[EXERCISE] Reproduce every entry in the listing without alteration.

[DATA PROVIDED]

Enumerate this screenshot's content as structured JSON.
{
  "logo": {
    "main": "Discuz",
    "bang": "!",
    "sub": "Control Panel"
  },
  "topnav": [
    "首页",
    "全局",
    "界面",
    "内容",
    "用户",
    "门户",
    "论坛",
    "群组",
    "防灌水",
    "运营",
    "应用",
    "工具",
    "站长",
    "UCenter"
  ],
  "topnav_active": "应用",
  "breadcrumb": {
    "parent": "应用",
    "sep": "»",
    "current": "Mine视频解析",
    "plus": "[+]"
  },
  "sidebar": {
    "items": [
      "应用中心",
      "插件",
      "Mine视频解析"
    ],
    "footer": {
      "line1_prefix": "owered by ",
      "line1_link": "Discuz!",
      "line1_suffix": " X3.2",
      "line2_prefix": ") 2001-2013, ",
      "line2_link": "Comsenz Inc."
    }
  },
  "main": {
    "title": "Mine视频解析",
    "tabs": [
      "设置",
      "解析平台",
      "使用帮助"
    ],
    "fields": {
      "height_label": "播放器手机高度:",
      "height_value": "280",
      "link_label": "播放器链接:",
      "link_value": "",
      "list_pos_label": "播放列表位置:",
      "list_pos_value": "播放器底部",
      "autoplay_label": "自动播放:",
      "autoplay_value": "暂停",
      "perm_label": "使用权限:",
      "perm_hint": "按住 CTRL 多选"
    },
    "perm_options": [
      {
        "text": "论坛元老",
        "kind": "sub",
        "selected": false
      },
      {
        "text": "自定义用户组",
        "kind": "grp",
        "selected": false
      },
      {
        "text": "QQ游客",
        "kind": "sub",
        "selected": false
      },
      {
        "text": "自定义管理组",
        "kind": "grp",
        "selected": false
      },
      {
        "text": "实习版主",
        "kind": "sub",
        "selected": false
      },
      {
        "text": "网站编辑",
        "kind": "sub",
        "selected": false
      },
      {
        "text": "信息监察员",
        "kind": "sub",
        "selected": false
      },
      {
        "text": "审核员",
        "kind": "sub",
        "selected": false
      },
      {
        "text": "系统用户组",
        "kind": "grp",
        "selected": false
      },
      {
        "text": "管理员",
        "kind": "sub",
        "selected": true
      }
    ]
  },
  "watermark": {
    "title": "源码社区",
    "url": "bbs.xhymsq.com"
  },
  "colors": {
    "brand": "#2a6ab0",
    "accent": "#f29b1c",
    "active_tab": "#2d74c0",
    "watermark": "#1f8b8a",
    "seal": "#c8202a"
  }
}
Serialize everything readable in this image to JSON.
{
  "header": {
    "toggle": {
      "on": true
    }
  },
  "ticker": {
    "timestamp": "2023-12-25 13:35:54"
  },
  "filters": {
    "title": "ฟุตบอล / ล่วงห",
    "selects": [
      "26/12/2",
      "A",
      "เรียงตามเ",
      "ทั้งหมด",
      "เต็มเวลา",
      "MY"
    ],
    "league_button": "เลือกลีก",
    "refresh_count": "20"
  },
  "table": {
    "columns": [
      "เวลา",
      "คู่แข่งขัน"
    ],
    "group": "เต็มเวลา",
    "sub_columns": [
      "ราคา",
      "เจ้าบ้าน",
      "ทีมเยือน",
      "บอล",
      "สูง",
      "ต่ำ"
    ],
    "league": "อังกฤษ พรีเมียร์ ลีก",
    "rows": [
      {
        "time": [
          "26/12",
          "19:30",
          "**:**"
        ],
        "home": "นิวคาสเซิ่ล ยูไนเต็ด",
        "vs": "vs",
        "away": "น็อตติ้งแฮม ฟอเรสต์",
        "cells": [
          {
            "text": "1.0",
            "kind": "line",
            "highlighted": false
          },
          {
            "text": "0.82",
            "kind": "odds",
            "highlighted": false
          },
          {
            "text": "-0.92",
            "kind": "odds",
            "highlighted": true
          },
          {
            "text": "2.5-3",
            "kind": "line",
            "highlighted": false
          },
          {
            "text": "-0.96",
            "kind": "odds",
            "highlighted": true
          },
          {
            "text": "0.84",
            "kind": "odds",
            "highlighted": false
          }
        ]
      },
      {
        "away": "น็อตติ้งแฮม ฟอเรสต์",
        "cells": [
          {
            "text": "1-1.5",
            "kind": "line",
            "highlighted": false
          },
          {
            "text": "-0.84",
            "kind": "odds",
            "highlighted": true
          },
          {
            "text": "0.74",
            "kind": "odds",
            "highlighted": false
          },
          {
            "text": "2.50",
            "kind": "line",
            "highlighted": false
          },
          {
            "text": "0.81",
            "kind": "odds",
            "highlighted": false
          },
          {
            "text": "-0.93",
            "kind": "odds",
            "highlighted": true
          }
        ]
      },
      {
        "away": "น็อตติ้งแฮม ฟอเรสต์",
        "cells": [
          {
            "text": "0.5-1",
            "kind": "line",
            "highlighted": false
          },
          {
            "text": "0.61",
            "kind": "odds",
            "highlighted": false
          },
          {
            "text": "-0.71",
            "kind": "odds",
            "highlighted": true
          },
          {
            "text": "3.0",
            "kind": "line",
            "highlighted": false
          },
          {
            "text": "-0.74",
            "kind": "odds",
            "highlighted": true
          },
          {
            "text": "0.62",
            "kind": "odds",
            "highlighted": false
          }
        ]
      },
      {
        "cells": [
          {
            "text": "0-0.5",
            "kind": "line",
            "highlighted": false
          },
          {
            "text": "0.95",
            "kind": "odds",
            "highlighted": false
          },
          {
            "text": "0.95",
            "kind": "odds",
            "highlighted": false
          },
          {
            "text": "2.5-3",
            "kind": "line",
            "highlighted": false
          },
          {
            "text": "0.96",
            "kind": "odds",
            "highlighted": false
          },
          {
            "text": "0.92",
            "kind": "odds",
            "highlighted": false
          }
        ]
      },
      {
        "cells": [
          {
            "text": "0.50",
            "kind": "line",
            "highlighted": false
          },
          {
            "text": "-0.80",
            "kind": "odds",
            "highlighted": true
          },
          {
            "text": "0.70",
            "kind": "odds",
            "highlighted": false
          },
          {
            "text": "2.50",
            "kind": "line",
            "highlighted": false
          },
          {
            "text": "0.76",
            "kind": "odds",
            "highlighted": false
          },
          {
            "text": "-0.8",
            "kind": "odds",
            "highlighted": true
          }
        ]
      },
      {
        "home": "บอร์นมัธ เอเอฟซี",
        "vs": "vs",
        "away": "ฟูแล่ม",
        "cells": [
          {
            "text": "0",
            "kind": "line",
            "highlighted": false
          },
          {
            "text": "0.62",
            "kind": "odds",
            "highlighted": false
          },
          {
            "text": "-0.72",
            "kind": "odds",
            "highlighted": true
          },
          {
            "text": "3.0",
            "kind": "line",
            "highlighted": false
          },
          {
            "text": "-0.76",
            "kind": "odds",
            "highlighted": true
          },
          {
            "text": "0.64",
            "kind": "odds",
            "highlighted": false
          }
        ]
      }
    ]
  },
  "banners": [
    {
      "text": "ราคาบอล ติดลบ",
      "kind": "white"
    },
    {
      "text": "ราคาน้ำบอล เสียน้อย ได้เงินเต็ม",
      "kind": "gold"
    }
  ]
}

[RESPONSE TO THE TASK]
Enumerate this screenshot's content as structured JSON.
{
  "logo": {
    "main": "Discuz",
    "bang": "!",
    "sub": "Control Panel"
  },
  "topnav": [
    "首页",
    "全局",
    "界面",
    "内容",
    "用户",
    "门户",
    "论坛",
    "群组",
    "防灌水",
    "运营",
    "应用",
    "工具",
    "站长",
    "UCenter"
  ],
  "topnav_active": "应用",
  "breadcrumb": {
    "parent": "应用",
    "sep": "»",
    "current": "Mine视频解析",
    "plus": "[+]"
  },
  "sidebar": {
    "items": [
      "应用中心",
      "插件",
      "Mine视频解析"
    ],
    "footer": {
      "line1_prefix": "owered by ",
      "line1_link": "Discuz!",
      "line1_suffix": " X3.2",
      "line2_prefix": ") 2001-2013, ",
      "line2_link": "Comsenz Inc."
    }
  },
  "main": {
    "title": "Mine视频解析",
    "tabs": [
      "设置",
      "解析平台",
      "使用帮助"
    ],
    "fields": {
      "height_label": "播放器手机高度:",
      "height_value": "280",
      "link_label": "播放器链接:",
      "link_value": "",
      "list_pos_label": "播放列表位置:",
      "list_pos_value": "播放器底部",
      "autoplay_label": "自动播放:",
      "autoplay_value": "暂停",
      "perm_label": "使用权限:",
      "perm_hint": "按住 CTRL 多选"
    },
    "perm_options": [
      {
        "text": "论坛元老",
        "kind": "sub",
        "selected": false
      },
      {
        "text": "自定义用户组",
        "kind": "grp",
        "selected": false
      },
      {
        "text": "QQ游客",
        "kind": "sub",
        "selected": false
      },
      {
        "text": "自定义管理组",
        "kind": "grp",
        "selected": false
      },
      {
        "text": "实习版主",
        "kind": "sub",
        "selected": false
      },
      {
        "text": "网站编辑",
        "kind": "sub",
        "selected": false
      },
      {
        "text": "信息监察员",
        "kind": "sub",
        "selected": false
      },
      {
        "text": "审核员",
        "kind": "sub",
        "selected": false
      },
      {
        "text": "系统用户组",
        "kind": "grp",
        "selected": false
      },
      {
        "text": "管理员",
        "kind": "sub",
        "selected": true
      }
    ]
  },
  "watermark": {
    "title": "源码社区",
    "url": "bbs.xhymsq.com"
  },
  "colors": {
    "brand": "#2a6ab0",
    "accent": "#f29b1c",
    "active_tab": "#2d74c0",
    "watermark": "#1f8b8a",
    "seal": "#c8202a"
  }
}
Serialize everything readable in this image to JSON.
{
  "header": {
    "toggle": {
      "on": true
    }
  },
  "ticker": {
    "timestamp": "2023-12-25 13:35:54"
  },
  "filters": {
    "title": "ฟุตบอล / ล่วงห",
    "selects": [
      "26/12/2",
      "A",
      "เรียงตามเ",
      "ทั้งหมด",
      "เต็มเวลา",
      "MY"
    ],
    "league_button": "เลือกลีก",
    "refresh_count": "20"
  },
  "table": {
    "columns": [
      "เวลา",
      "คู่แข่งขัน"
    ],
    "group": "เต็มเวลา",
    "sub_columns": [
      "ราคา",
      "เจ้าบ้าน",
      "ทีมเยือน",
      "บอล",
      "สูง",
      "ต่ำ"
    ],
    "league": "อังกฤษ พรีเมียร์ ลีก",
    "rows": [
      {
        "time": [
          "26/12",
          "19:30",
          "**:**"
        ],
        "home": "นิวคาสเซิ่ล ยูไนเต็ด",
        "vs": "vs",
        "away": "น็อตติ้งแฮม ฟอเรสต์",
        "cells": [
          {
            "text": "1.0",
            "kind": "line",
            "highlighted": false
          },
          {
            "text": "0.82",
            "kind": "odds",
            "highlighted": false
          },
          {
            "text": "-0.92",
            "kind": "odds",
            "highlighted": true
          },
          {
            "text": "2.5-3",
            "kind": "line",
            "highlighted": false
          },
          {
            "text": "-0.96",
            "kind": "odds",
            "highlighted": true
          },
          {
            "text": "0.84",
            "kind": "odds",
            "highlighted": false
          }
        ]
      },
      {
        "away": "น็อตติ้งแฮม ฟอเรสต์",
        "cells": [
          {
            "text": "1-1.5",
            "kind": "line",
            "highlighted": false
          },
          {
            "text": "-0.84",
            "kind": "odds",
            "highlighted": true
          },
          {
            "text": "0.74",
            "kind": "odds",
            "highlighted": false
          },
          {
            "text": "2.50",
            "kind": "line",
            "highlighted": false
          },
          {
            "text": "0.81",
            "kind": "odds",
            "highlighted": false
          },
          {
            "text": "-0.93",
            "kind": "odds",
            "highlighted": true
          }
        ]
      },
      {
        "away": "น็อตติ้งแฮม ฟอเรสต์",
        "cells": [
          {
            "text": "0.5-1",
            "kind": "line",
            "highlighted": false
          },
          {
            "text": "0.61",
            "kind": "odds",
            "highlighted": false
          },
          {
            "text": "-0.71",
            "kind": "odds",
            "highlighted": true
          },
          {
            "text": "3.0",
            "kind": "line",
            "highlighted": false
          },
          {
            "text": "-0.74",
            "kind": "odds",
            "highlighted": true
          },
          {
            "text": "0.62",
            "kind": "odds",
            "highlighted": false
          }
        ]
      },
      {
        "cells": [
          {
            "text": "0-0.5",
            "kind": "line",
            "highlighted": false
          },
          {
            "text": "0.95",
            "kind": "odds",
            "highlighted": false
          },
          {
            "text": "0.95",
            "kind": "odds",
            "highlighted": false
          },
          {
            "text": "2.5-3",
            "kind": "line",
            "highlighted": false
          },
          {
            "text": "0.96",
            "kind": "odds",
            "highlighted": false
          },
          {
            "text": "0.92",
            "kind": "odds",
            "highlighted": false
          }
        ]
      },
      {
        "cells": [
          {
            "text": "0.50",
            "kind": "line",
            "highlighted": false
          },
          {
            "text": "-0.80",
            "kind": "odds",
            "highlighted": true
          },
          {
            "text": "0.70",
            "kind": "odds",
            "highlighted": false
          },
          {
            "text": "2.50",
            "kind": "line",
            "highlighted": false
          },
          {
            "text": "0.76",
            "kind": "odds",
            "highlighted": false
          },
          {
            "text": "-0.8",
            "kind": "odds",
            "highlighted": true
          }
        ]
      },
      {
        "home": "บอร์นมัธ เอเอฟซี",
        "vs": "vs",
        "away": "ฟูแล่ม",
        "cells": [
          {
            "text": "0",
            "kind": "line",
            "highlighted": false
          },
          {
            "text": "0.62",
            "kind": "odds",
            "highlighted": false
          },
          {
            "text": "-0.72",
            "kind": "odds",
            "highlighted": true
          },
          {
            "text": "3.0",
            "kind": "line",
            "highlighted": false
          },
          {
            "text": "-0.76",
            "kind": "odds",
            "highlighted": true
          },
          {
            "text": "0.64",
            "kind": "odds",
            "highlighted": false
          }
        ]
      }
    ]
  },
  "banners": [
    {
      "text": "ราคาบอล ติดลบ",
      "kind": "white"
    },
    {
      "text": "ราคาน้ำบอล เสียน้อย ได้เงินเต็ม",
      "kind": "gold"
    }
  ]
}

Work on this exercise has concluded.